Dataset records:
┄┄┄┄┄┄

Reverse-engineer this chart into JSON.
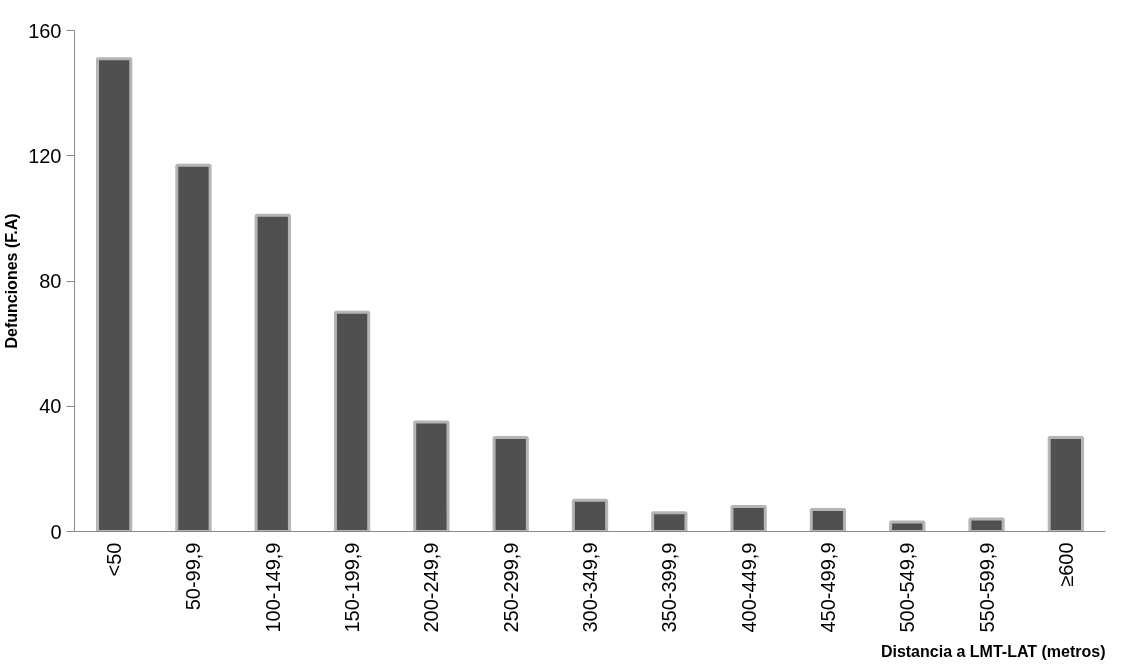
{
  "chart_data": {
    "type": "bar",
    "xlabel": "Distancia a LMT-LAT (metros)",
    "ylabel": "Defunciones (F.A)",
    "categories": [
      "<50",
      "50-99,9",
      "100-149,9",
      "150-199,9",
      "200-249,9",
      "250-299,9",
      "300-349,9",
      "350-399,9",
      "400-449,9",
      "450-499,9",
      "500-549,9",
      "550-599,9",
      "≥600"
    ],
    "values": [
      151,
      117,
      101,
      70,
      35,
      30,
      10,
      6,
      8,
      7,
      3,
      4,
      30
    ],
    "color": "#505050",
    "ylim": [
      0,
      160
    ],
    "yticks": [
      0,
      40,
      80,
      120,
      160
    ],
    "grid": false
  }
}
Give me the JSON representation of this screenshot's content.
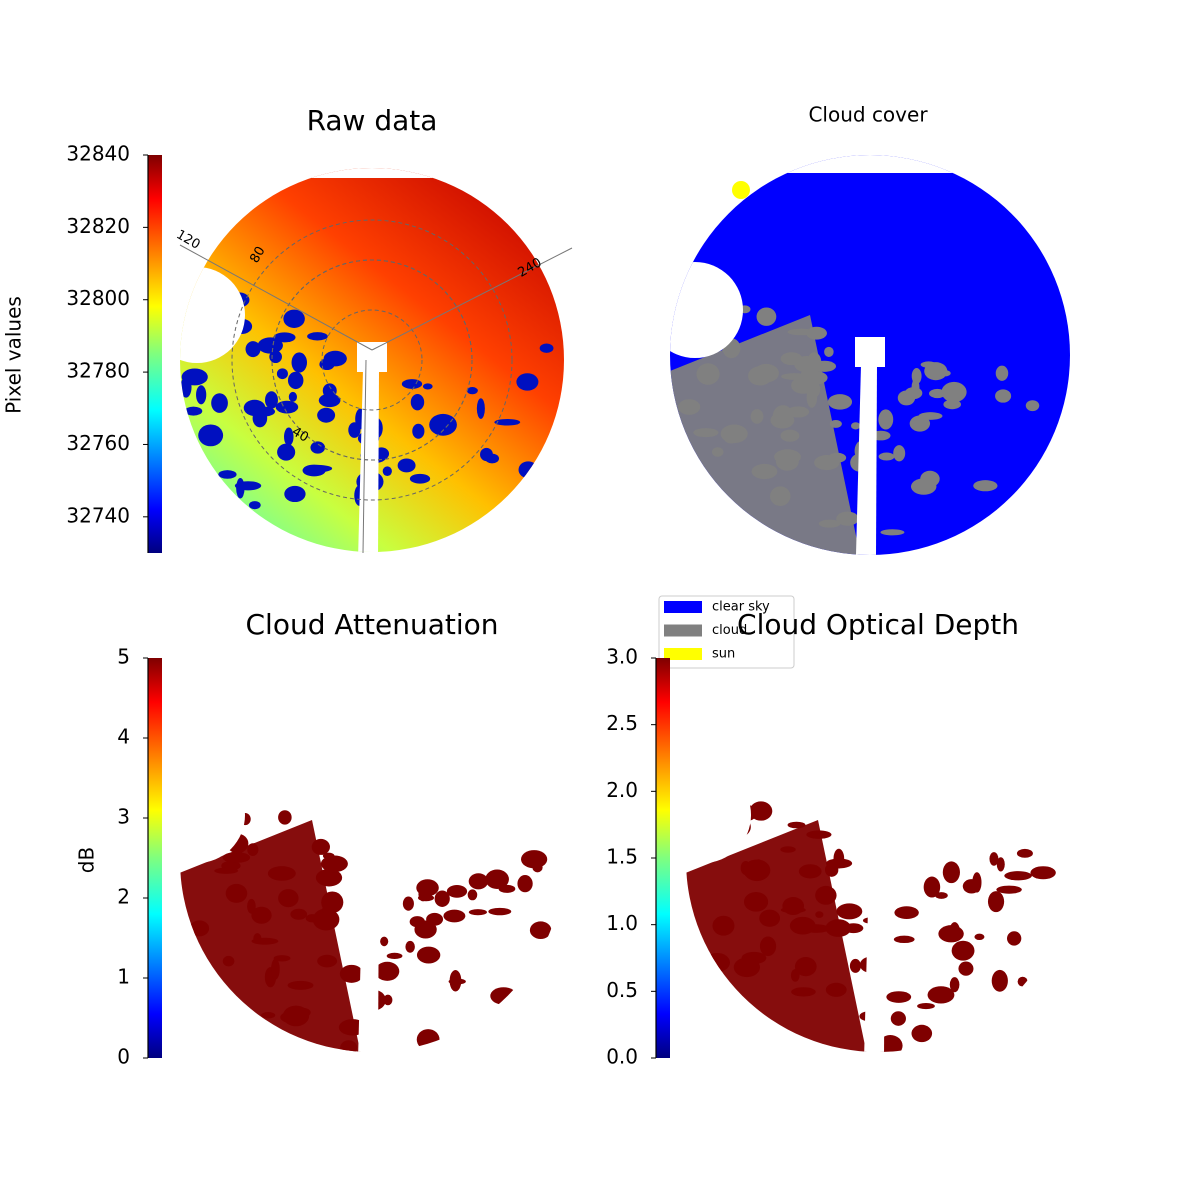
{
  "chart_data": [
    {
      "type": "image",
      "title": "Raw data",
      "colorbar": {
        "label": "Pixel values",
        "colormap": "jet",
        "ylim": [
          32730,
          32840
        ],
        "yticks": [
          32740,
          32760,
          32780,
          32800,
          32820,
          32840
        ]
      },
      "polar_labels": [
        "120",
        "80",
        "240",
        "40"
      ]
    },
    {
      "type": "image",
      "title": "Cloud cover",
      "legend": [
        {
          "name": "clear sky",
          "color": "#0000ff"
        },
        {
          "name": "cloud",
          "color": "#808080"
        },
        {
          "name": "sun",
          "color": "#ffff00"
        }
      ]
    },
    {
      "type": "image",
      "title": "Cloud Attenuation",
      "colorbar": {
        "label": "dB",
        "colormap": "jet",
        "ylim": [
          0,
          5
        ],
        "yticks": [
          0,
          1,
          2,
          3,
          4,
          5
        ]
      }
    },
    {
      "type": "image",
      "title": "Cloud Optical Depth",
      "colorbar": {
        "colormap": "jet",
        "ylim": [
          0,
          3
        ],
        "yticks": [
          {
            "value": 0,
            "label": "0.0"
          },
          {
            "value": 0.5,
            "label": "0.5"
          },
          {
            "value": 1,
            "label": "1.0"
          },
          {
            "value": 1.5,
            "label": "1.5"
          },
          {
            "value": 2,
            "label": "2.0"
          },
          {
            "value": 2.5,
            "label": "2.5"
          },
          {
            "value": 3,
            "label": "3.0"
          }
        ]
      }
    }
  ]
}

┄┄┄┄┄┄

What you will do: Output the records above exactly as they are, leaving out the pictures.

Complete response:
Reverse-engineer this chart into JSON.
{
  "chart_data": {
    "type": "bar",
    "xlabel": "Distancia a LMT-LAT (metros)",
    "ylabel": "Defunciones (F.A)",
    "categories": [
      "<50",
      "50-99,9",
      "100-149,9",
      "150-199,9",
      "200-249,9",
      "250-299,9",
      "300-349,9",
      "350-399,9",
      "400-449,9",
      "450-499,9",
      "500-549,9",
      "550-599,9",
      "≥600"
    ],
    "values": [
      151,
      117,
      101,
      70,
      35,
      30,
      10,
      6,
      8,
      7,
      3,
      4,
      30
    ],
    "color": "#505050",
    "ylim": [
      0,
      160
    ],
    "yticks": [
      0,
      40,
      80,
      120,
      160
    ],
    "grid": false
  }
}
Give me the JSON representation of this screenshot's content.
{
  "chart_data": [
    {
      "type": "image",
      "title": "Raw data",
      "colorbar": {
        "label": "Pixel values",
        "colormap": "jet",
        "ylim": [
          32730,
          32840
        ],
        "yticks": [
          32740,
          32760,
          32780,
          32800,
          32820,
          32840
        ]
      },
      "polar_labels": [
        "120",
        "80",
        "240",
        "40"
      ]
    },
    {
      "type": "image",
      "title": "Cloud cover",
      "legend": [
        {
          "name": "clear sky",
          "color": "#0000ff"
        },
        {
          "name": "cloud",
          "color": "#808080"
        },
        {
          "name": "sun",
          "color": "#ffff00"
        }
      ]
    },
    {
      "type": "image",
      "title": "Cloud Attenuation",
      "colorbar": {
        "label": "dB",
        "colormap": "jet",
        "ylim": [
          0,
          5
        ],
        "yticks": [
          0,
          1,
          2,
          3,
          4,
          5
        ]
      }
    },
    {
      "type": "image",
      "title": "Cloud Optical Depth",
      "colorbar": {
        "colormap": "jet",
        "ylim": [
          0,
          3
        ],
        "yticks": [
          {
            "value": 0,
            "label": "0.0"
          },
          {
            "value": 0.5,
            "label": "0.5"
          },
          {
            "value": 1,
            "label": "1.0"
          },
          {
            "value": 1.5,
            "label": "1.5"
          },
          {
            "value": 2,
            "label": "2.0"
          },
          {
            "value": 2.5,
            "label": "2.5"
          },
          {
            "value": 3,
            "label": "3.0"
          }
        ]
      }
    }
  ]
}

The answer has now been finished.